▸ **PROVIDED MATERIAL**:
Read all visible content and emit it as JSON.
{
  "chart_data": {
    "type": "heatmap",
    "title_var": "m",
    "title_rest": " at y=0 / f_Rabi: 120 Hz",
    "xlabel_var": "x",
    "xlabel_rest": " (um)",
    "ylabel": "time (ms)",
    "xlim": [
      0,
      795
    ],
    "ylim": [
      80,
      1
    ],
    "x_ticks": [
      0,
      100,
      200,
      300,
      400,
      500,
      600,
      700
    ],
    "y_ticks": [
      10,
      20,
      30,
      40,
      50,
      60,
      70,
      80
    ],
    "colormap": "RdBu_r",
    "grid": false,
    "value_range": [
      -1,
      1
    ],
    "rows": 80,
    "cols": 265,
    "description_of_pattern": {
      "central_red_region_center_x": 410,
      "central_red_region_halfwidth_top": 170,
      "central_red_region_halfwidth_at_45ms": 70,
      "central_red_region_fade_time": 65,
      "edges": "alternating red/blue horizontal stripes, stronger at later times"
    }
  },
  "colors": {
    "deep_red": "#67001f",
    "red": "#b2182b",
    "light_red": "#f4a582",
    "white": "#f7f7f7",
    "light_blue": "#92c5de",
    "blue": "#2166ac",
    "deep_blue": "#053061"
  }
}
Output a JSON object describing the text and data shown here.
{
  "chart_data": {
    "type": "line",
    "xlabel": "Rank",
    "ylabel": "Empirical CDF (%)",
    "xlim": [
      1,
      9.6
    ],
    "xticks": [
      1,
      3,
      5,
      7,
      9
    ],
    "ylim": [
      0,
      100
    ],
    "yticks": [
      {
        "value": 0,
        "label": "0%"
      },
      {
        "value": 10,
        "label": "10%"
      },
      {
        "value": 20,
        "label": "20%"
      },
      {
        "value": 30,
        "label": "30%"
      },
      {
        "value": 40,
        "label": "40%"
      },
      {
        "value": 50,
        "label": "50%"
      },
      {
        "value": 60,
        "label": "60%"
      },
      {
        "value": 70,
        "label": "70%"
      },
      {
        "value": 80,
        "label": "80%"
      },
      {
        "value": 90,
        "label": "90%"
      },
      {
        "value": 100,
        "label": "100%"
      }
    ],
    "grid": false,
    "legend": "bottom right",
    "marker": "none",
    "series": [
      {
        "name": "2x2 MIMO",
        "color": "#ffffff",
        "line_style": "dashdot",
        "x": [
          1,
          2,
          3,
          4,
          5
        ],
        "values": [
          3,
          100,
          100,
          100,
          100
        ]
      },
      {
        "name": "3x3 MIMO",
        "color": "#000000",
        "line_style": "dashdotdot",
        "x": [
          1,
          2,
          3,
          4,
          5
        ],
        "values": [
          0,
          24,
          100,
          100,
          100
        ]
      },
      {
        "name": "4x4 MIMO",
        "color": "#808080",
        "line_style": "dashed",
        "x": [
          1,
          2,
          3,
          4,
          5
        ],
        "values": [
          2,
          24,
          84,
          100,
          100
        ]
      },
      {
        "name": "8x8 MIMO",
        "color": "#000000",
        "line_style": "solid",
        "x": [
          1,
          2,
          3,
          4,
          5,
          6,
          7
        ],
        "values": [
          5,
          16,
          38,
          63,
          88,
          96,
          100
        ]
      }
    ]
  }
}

▸ **INSTRUCTIONS FOR THE TASK**:
Repeat the data above, word for word.

▸ **FINAL RESULT**:
Read all visible content and emit it as JSON.
{
  "chart_data": {
    "type": "heatmap",
    "title_var": "m",
    "title_rest": " at y=0 / f_Rabi: 120 Hz",
    "xlabel_var": "x",
    "xlabel_rest": " (um)",
    "ylabel": "time (ms)",
    "xlim": [
      0,
      795
    ],
    "ylim": [
      80,
      1
    ],
    "x_ticks": [
      0,
      100,
      200,
      300,
      400,
      500,
      600,
      700
    ],
    "y_ticks": [
      10,
      20,
      30,
      40,
      50,
      60,
      70,
      80
    ],
    "colormap": "RdBu_r",
    "grid": false,
    "value_range": [
      -1,
      1
    ],
    "rows": 80,
    "cols": 265,
    "description_of_pattern": {
      "central_red_region_center_x": 410,
      "central_red_region_halfwidth_top": 170,
      "central_red_region_halfwidth_at_45ms": 70,
      "central_red_region_fade_time": 65,
      "edges": "alternating red/blue horizontal stripes, stronger at later times"
    }
  },
  "colors": {
    "deep_red": "#67001f",
    "red": "#b2182b",
    "light_red": "#f4a582",
    "white": "#f7f7f7",
    "light_blue": "#92c5de",
    "blue": "#2166ac",
    "deep_blue": "#053061"
  }
}
Output a JSON object describing the text and data shown here.
{
  "chart_data": {
    "type": "line",
    "xlabel": "Rank",
    "ylabel": "Empirical CDF (%)",
    "xlim": [
      1,
      9.6
    ],
    "xticks": [
      1,
      3,
      5,
      7,
      9
    ],
    "ylim": [
      0,
      100
    ],
    "yticks": [
      {
        "value": 0,
        "label": "0%"
      },
      {
        "value": 10,
        "label": "10%"
      },
      {
        "value": 20,
        "label": "20%"
      },
      {
        "value": 30,
        "label": "30%"
      },
      {
        "value": 40,
        "label": "40%"
      },
      {
        "value": 50,
        "label": "50%"
      },
      {
        "value": 60,
        "label": "60%"
      },
      {
        "value": 70,
        "label": "70%"
      },
      {
        "value": 80,
        "label": "80%"
      },
      {
        "value": 90,
        "label": "90%"
      },
      {
        "value": 100,
        "label": "100%"
      }
    ],
    "grid": false,
    "legend": "bottom right",
    "marker": "none",
    "series": [
      {
        "name": "2x2 MIMO",
        "color": "#ffffff",
        "line_style": "dashdot",
        "x": [
          1,
          2,
          3,
          4,
          5
        ],
        "values": [
          3,
          100,
          100,
          100,
          100
        ]
      },
      {
        "name": "3x3 MIMO",
        "color": "#000000",
        "line_style": "dashdotdot",
        "x": [
          1,
          2,
          3,
          4,
          5
        ],
        "values": [
          0,
          24,
          100,
          100,
          100
        ]
      },
      {
        "name": "4x4 MIMO",
        "color": "#808080",
        "line_style": "dashed",
        "x": [
          1,
          2,
          3,
          4,
          5
        ],
        "values": [
          2,
          24,
          84,
          100,
          100
        ]
      },
      {
        "name": "8x8 MIMO",
        "color": "#000000",
        "line_style": "solid",
        "x": [
          1,
          2,
          3,
          4,
          5,
          6,
          7
        ],
        "values": [
          5,
          16,
          38,
          63,
          88,
          96,
          100
        ]
      }
    ]
  }
}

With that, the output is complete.